- Exercise instructions -
Where does the string "times" appear? Copy every line of the entries below that holds it.

Saved entries:
------------------------------------------------------------------------

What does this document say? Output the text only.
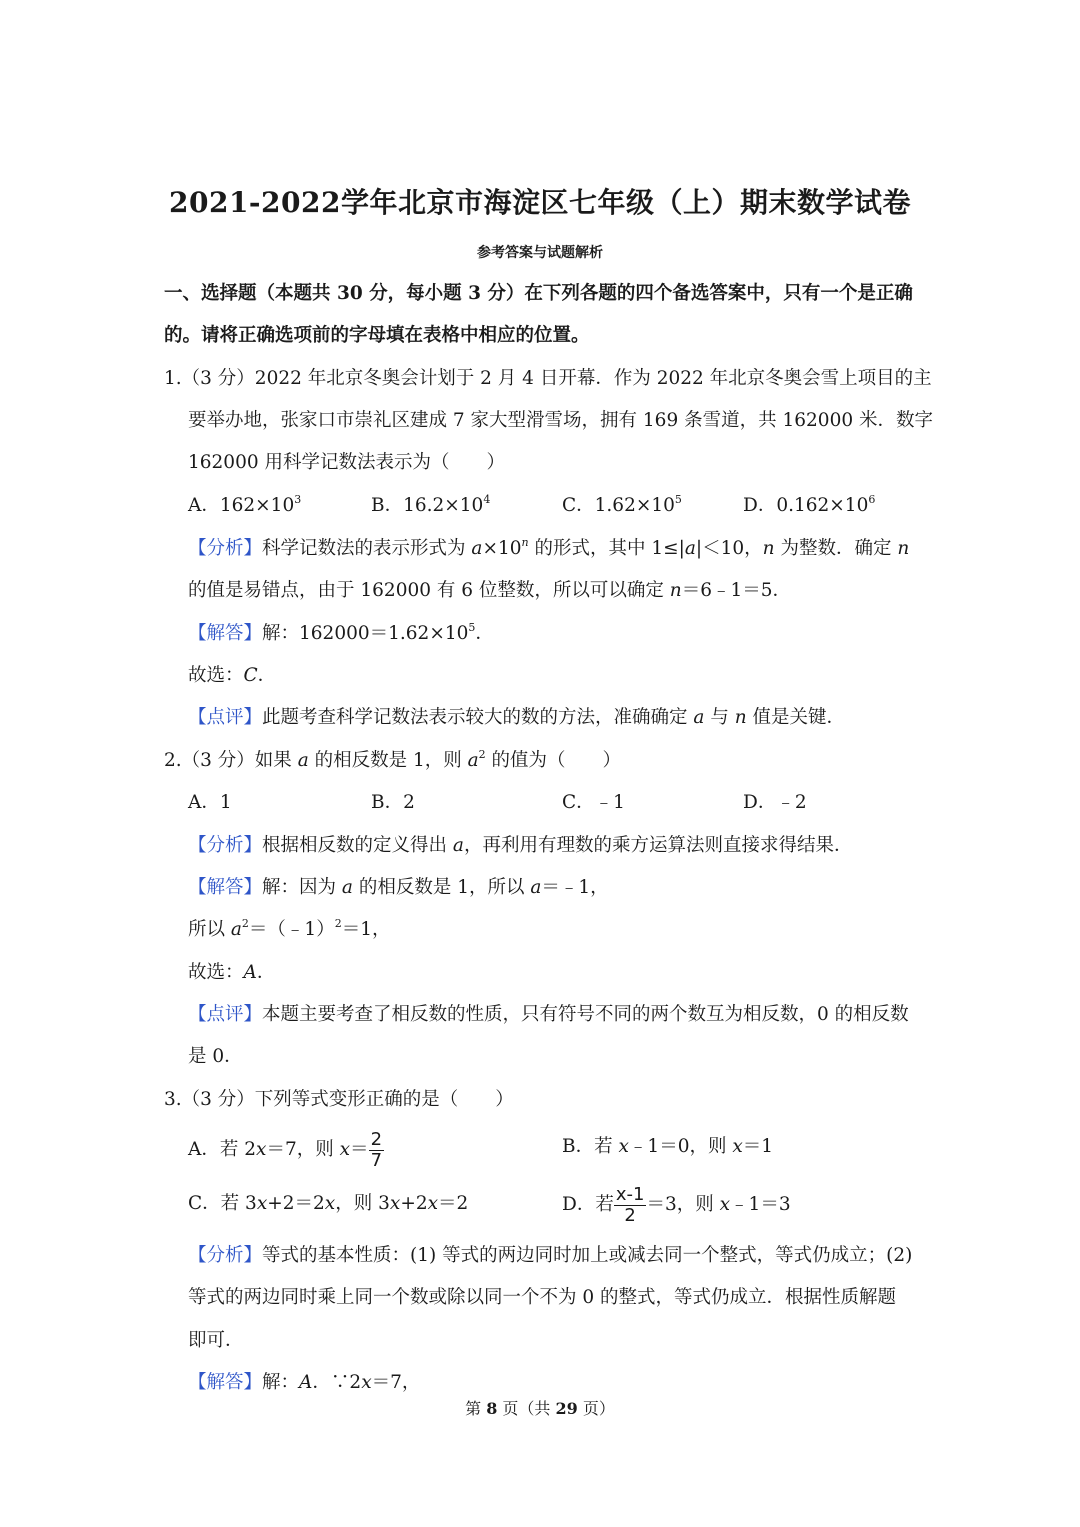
2021-2022学年北京市海淀区七年级（上）期末数学试卷
参考答案与试题解析
一、选择题（本题共 30 分，每小题 3 分）在下列各题的四个备选答案中，只有一个是正确
的。请将正确选项前的字母填在表格中相应的位置。
1.（3 分）2022 年北京冬奥会计划于 2 月 4 日开幕．作为 2022 年北京冬奥会雪上项目的主
要举办地，张家口市崇礼区建成 7 家大型滑雪场，拥有 169 条雪道，共 162000 米．数字
162000 用科学记数法表示为（　　）
A．$162\times 10^3$	B．$16.2\times 10^4$	C．$1.62\times 10^5$	D．$0.162\times 10^6$
【分析】科学记数法的表示形式为 $a\times 10^n$ 的形式，其中 1≤|a|＜10，n 为整数．确定 n
的值是易错点，由于 162000 有 6 位整数，所以可以确定 n＝6﹣1＝5．
【解答】解：$162000=1.62\times 10^5$．
故选：C．
【点评】此题考查科学记数法表示较大的数的方法，准确确定 a 与 n 值是关键．
2.（3 分）如果 a 的相反数是 1，则 $a^2$ 的值为（　　）
A．1	B．2	C．﹣1	D．﹣2
【分析】根据相反数的定义得出 a，再利用有理数的乘方运算法则直接求得结果．
【解答】解：因为 a 的相反数是 1，所以 a＝﹣1，
所以 $a^2=(﹣1)^2=1$，
故选：A．
【点评】本题主要考查了相反数的性质，只有符号不同的两个数互为相反数，0 的相反数
是 0．
3.（3 分）下列等式变形正确的是（　　）
A．若 2x＝7，则 $x= \frac{2}{7}$	B．若 x﹣1＝0，则 x＝1
C．若 3x+2＝2x，则 3x+2x＝2	D．若 $\frac{x-1}{2} =3$，则 x﹣1＝3
【分析】等式的基本性质：(1) 等式的两边同时加上或减去同一个整式，等式仍成立；(2)
等式的两边同时乘上同一个数或除以同一个不为 0 的整式，等式仍成立．根据性质解题
即可．
【解答】解：A．∵2x＝7，
第 8 页（共 29 页）
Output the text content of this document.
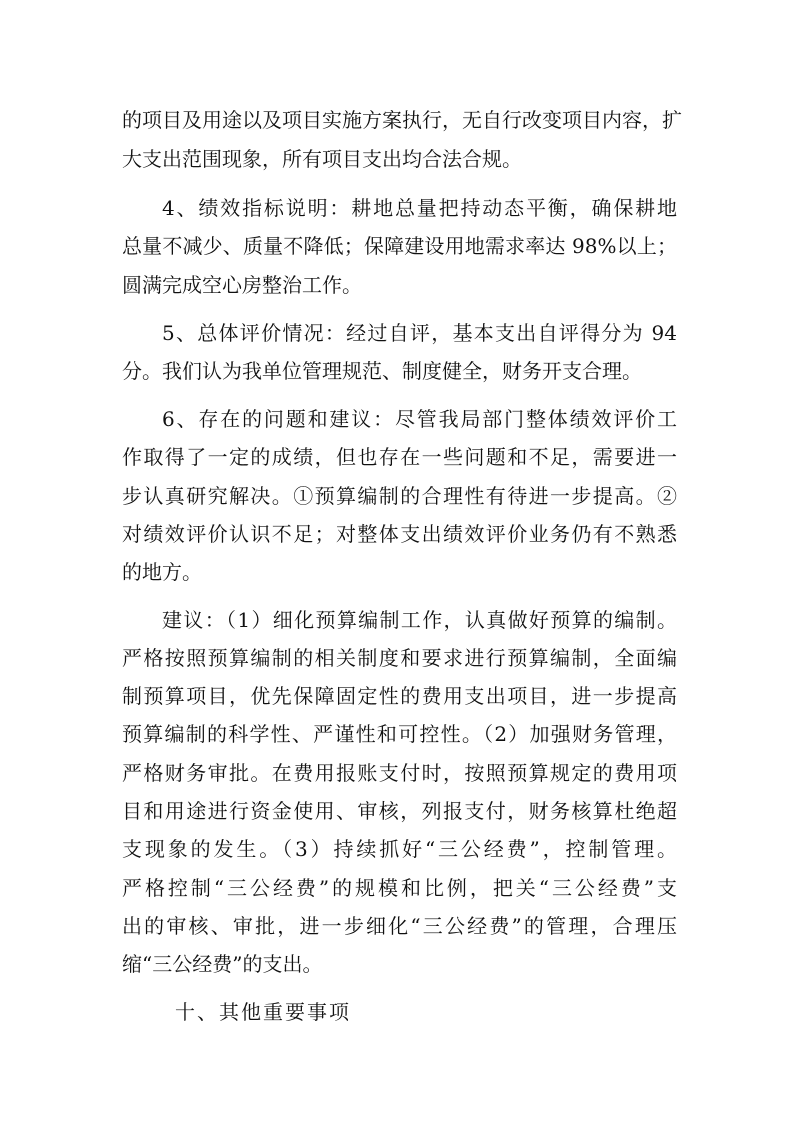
的项目及用途以及项目实施方案执行，无自行改变项目内容，扩
大支出范围现象，所有项目支出均合法合规。
4、绩效指标说明：耕地总量把持动态平衡，确保耕地
总量不减少、质量不降低；保障建设用地需求率达 98%以上；
圆满完成空心房整治工作。
5、总体评价情况：经过自评，基本支出自评得分为 94
分。我们认为我单位管理规范、制度健全，财务开支合理。
6、存在的问题和建议：尽管我局部门整体绩效评价工
作取得了一定的成绩，但也存在一些问题和不足，需要进一
步认真研究解决。①预算编制的合理性有待进一步提高。②
对绩效评价认识不足；对整体支出绩效评价业务仍有不熟悉
的地方。
建议：（1）细化预算编制工作，认真做好预算的编制。
严格按照预算编制的相关制度和要求进行预算编制，全面编
制预算项目，优先保障固定性的费用支出项目，进一步提高
预算编制的科学性、严谨性和可控性。（2）加强财务管理，
严格财务审批。在费用报账支付时，按照预算规定的费用项
目和用途进行资金使用、审核，列报支付，财务核算杜绝超
支现象的发生。（3）持续抓好“三公经费”，控制管理。
严格控制“三公经费”的规模和比例，把关“三公经费”支
出的审核、审批，进一步细化“三公经费”的管理，合理压
缩“三公经费”的支出。
十、其他重要事项
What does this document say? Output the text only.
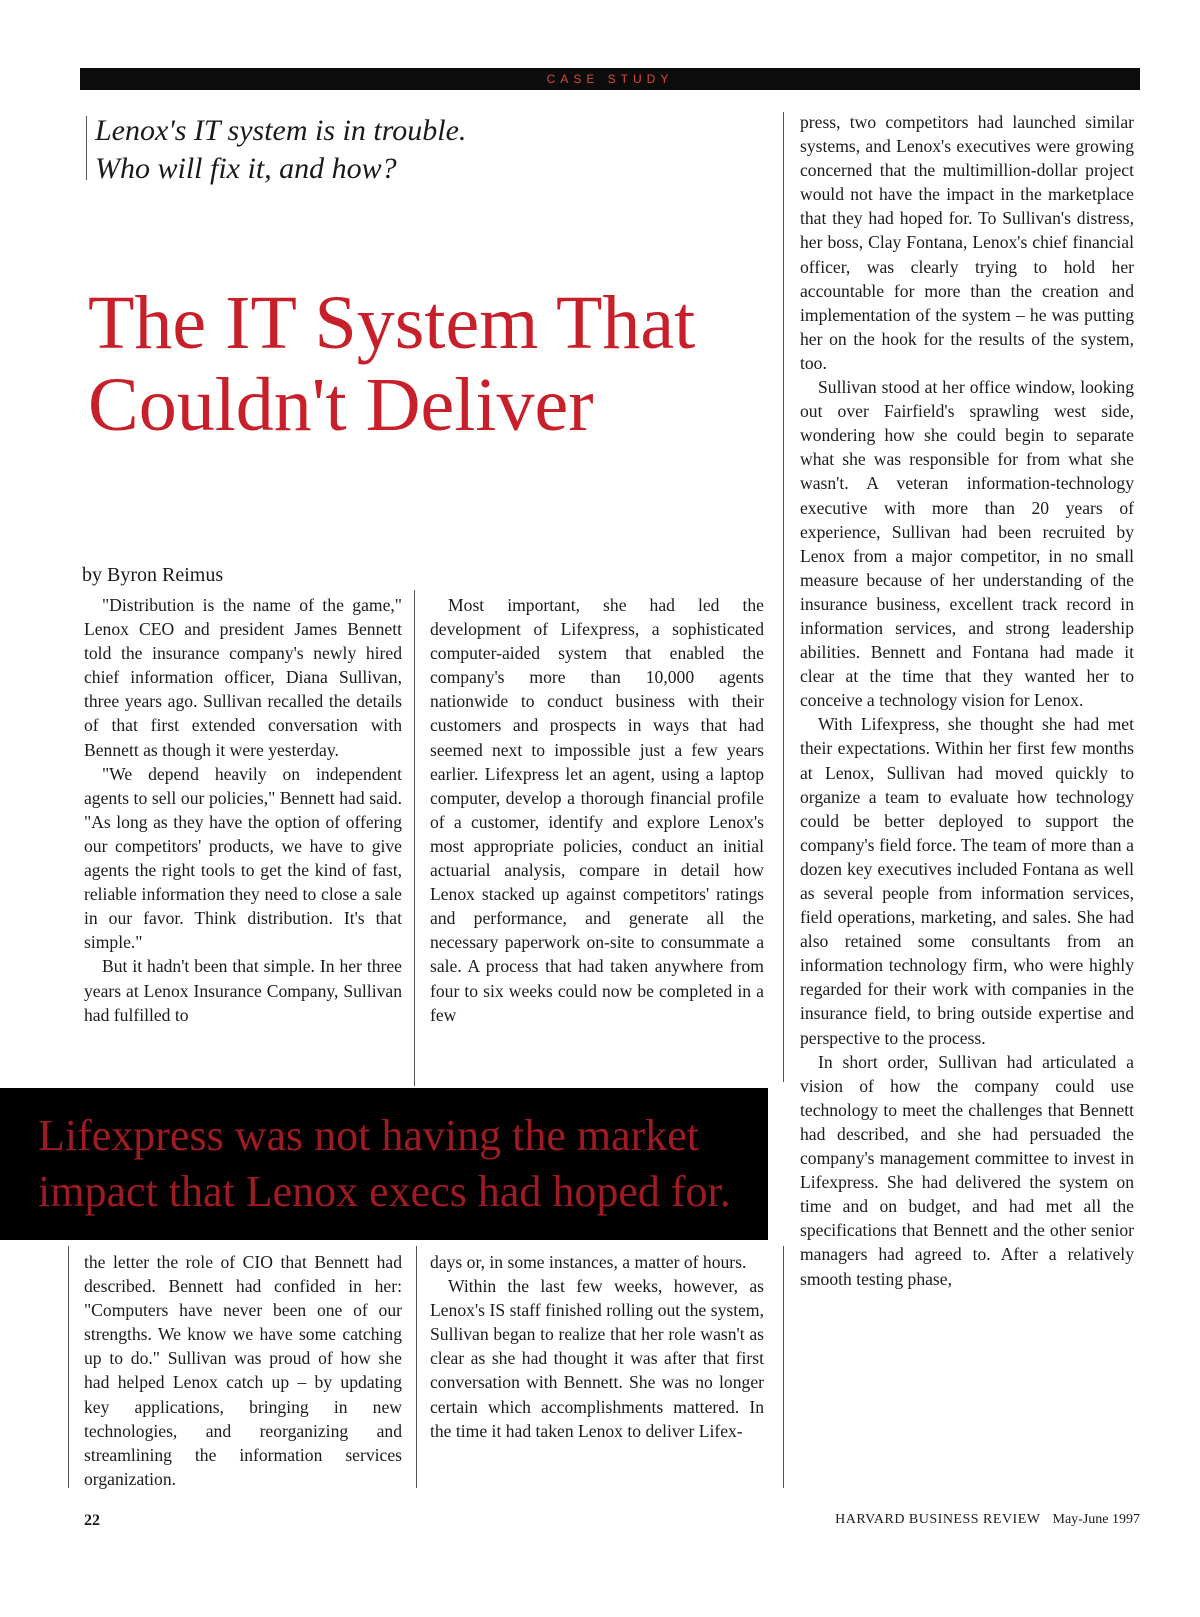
CASE STUDY
Lenox's IT system is in trouble.
Who will fix it, and how?
The IT System That
Couldn't Deliver
by Byron Reimus

"Distribution is the name of the game," Lenox CEO and president James Bennett told the insurance company's newly hired chief information officer, Diana Sullivan, three years ago. Sullivan recalled the details of that first extended conversation with Bennett as though it were yesterday.

"We depend heavily on independent agents to sell our policies," Bennett had said. "As long as they have the option of offering our competitors' products, we have to give agents the right tools to get the kind of fast, reliable information they need to close a sale in our favor. Think distribution. It's that simple."

But it hadn't been that simple. In her three years at Lenox Insurance Company, Sullivan had fulfilled to

Most important, she had led the development of Lifexpress, a sophisticated computer-aided system that enabled the company's more than 10,000 agents nationwide to conduct business with their customers and prospects in ways that had seemed next to impossible just a few years earlier. Lifexpress let an agent, using a laptop computer, develop a thorough financial profile of a customer, identify and explore Lenox's most appropriate policies, conduct an initial actuarial analysis, compare in detail how Lenox stacked up against competitors' ratings and performance, and generate all the necessary paperwork on-site to consummate a sale. A process that had taken anywhere from four to six weeks could now be completed in a few

press, two competitors had launched similar systems, and Lenox's executives were growing concerned that the multimillion-dollar project would not have the impact in the marketplace that they had hoped for. To Sullivan's distress, her boss, Clay Fontana, Lenox's chief financial officer, was clearly trying to hold her accountable for more than the creation and implementation of the system – he was putting her on the hook for the results of the system, too.

Sullivan stood at her office window, looking out over Fairfield's sprawling west side, wondering how she could begin to separate what she was responsible for from what she wasn't. A veteran information-technology executive with more than 20 years of experience, Sullivan had been recruited by Lenox from a major competitor, in no small measure because of her understanding of the insurance business, excellent track record in information services, and strong leadership abilities. Bennett and Fontana had made it clear at the time that they wanted her to conceive a technology vision for Lenox.

With Lifexpress, she thought she had met their expectations. Within her first few months at Lenox, Sullivan had moved quickly to organize a team to evaluate how technology could be better deployed to support the company's field force. The team of more than a dozen key executives included Fontana as well as several people from information services, field operations, marketing, and sales. She had also retained some consultants from an information technology firm, who were highly regarded for their work with companies in the insurance field, to bring outside expertise and perspective to the process.

In short order, Sullivan had articulated a vision of how the company could use technology to meet the challenges that Bennett had described, and she had persuaded the company's management committee to invest in Lifexpress. She had delivered the system on time and on budget, and had met all the specifications that Bennett and the other senior managers had agreed to. After a relatively smooth testing phase,

Lifexpress was not having the market
impact that Lenox execs had hoped for.

the letter the role of CIO that Bennett had described. Bennett had confided in her: "Computers have never been one of our strengths. We know we have some catching up to do." Sullivan was proud of how she had helped Lenox catch up – by updating key applications, bringing in new technologies, and reorganizing and streamlining the information services organization.

days or, in some instances, a matter of hours.

Within the last few weeks, however, as Lenox's IS staff finished rolling out the system, Sullivan began to realize that her role wasn't as clear as she had thought it was after that first conversation with Bennett. She was no longer certain which accomplishments mattered. In the time it had taken Lenox to deliver Lifex-

22	HARVARD BUSINESS REVIEW May-June 1997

------------------------------------------------------------------------

- Written solution -
A．$162\times 10^3$	B．$16.2\times 10^4$	C．$1.62\times 10^5$	D．$0.162\times 10^6$
【分析】科学记数法的表示形式为 $a\times 10^n$ 的形式，其中 1≤|a|＜10，n 为整数．确定 n
【解答】解：$162000=1.62\times 10^5$．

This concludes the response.